** Start of DATA SUPPLIED **

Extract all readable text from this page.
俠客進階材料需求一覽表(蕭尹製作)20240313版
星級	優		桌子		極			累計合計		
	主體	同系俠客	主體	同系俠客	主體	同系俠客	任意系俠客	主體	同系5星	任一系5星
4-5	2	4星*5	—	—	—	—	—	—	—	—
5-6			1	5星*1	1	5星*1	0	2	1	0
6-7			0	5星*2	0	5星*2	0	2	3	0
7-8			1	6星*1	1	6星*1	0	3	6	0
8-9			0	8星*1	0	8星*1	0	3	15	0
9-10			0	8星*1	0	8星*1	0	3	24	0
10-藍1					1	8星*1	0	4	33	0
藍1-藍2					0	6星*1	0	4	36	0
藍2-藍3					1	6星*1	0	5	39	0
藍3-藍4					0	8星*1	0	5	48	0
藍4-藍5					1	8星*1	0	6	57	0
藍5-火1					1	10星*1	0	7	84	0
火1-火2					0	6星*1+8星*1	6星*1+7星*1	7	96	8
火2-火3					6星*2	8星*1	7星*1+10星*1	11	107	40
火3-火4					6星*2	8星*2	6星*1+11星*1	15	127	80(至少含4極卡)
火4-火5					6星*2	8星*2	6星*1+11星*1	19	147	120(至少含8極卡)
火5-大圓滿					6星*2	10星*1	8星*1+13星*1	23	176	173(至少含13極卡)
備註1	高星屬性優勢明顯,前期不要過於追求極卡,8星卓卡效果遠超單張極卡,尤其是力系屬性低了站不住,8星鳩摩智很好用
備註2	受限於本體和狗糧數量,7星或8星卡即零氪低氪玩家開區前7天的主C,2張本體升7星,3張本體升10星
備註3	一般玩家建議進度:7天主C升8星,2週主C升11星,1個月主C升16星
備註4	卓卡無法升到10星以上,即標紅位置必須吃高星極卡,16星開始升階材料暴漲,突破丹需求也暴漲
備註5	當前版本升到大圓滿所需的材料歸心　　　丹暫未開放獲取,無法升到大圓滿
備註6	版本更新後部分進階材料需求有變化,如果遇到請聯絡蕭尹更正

** End of DATA SUPPLIED **

▶ [WHAT TO PRODUCE] Repeat all of the entries exactly.

▶ [ANSWER TO THIS TASK]
Extract all readable text from this page.
俠客進階材料需求一覽表(蕭尹製作)20240313版
星級	優		桌子		極			累計合計		
	主體	同系俠客	主體	同系俠客	主體	同系俠客	任意系俠客	主體	同系5星	任一系5星
4-5	2	4星*5	—	—	—	—	—	—	—	—
5-6			1	5星*1	1	5星*1	0	2	1	0
6-7			0	5星*2	0	5星*2	0	2	3	0
7-8			1	6星*1	1	6星*1	0	3	6	0
8-9			0	8星*1	0	8星*1	0	3	15	0
9-10			0	8星*1	0	8星*1	0	3	24	0
10-藍1					1	8星*1	0	4	33	0
藍1-藍2					0	6星*1	0	4	36	0
藍2-藍3					1	6星*1	0	5	39	0
藍3-藍4					0	8星*1	0	5	48	0
藍4-藍5					1	8星*1	0	6	57	0
藍5-火1					1	10星*1	0	7	84	0
火1-火2					0	6星*1+8星*1	6星*1+7星*1	7	96	8
火2-火3					6星*2	8星*1	7星*1+10星*1	11	107	40
火3-火4					6星*2	8星*2	6星*1+11星*1	15	127	80(至少含4極卡)
火4-火5					6星*2	8星*2	6星*1+11星*1	19	147	120(至少含8極卡)
火5-大圓滿					6星*2	10星*1	8星*1+13星*1	23	176	173(至少含13極卡)
備註1	高星屬性優勢明顯,前期不要過於追求極卡,8星卓卡效果遠超單張極卡,尤其是力系屬性低了站不住,8星鳩摩智很好用
備註2	受限於本體和狗糧數量,7星或8星卡即零氪低氪玩家開區前7天的主C,2張本體升7星,3張本體升10星
備註3	一般玩家建議進度:7天主C升8星,2週主C升11星,1個月主C升16星
備註4	卓卡無法升到10星以上,即標紅位置必須吃高星極卡,16星開始升階材料暴漲,突破丹需求也暴漲
備註5	當前版本升到大圓滿所需的材料歸心　　　丹暫未開放獲取,無法升到大圓滿
備註6	版本更新後部分進階材料需求有變化,如果遇到請聯絡蕭尹更正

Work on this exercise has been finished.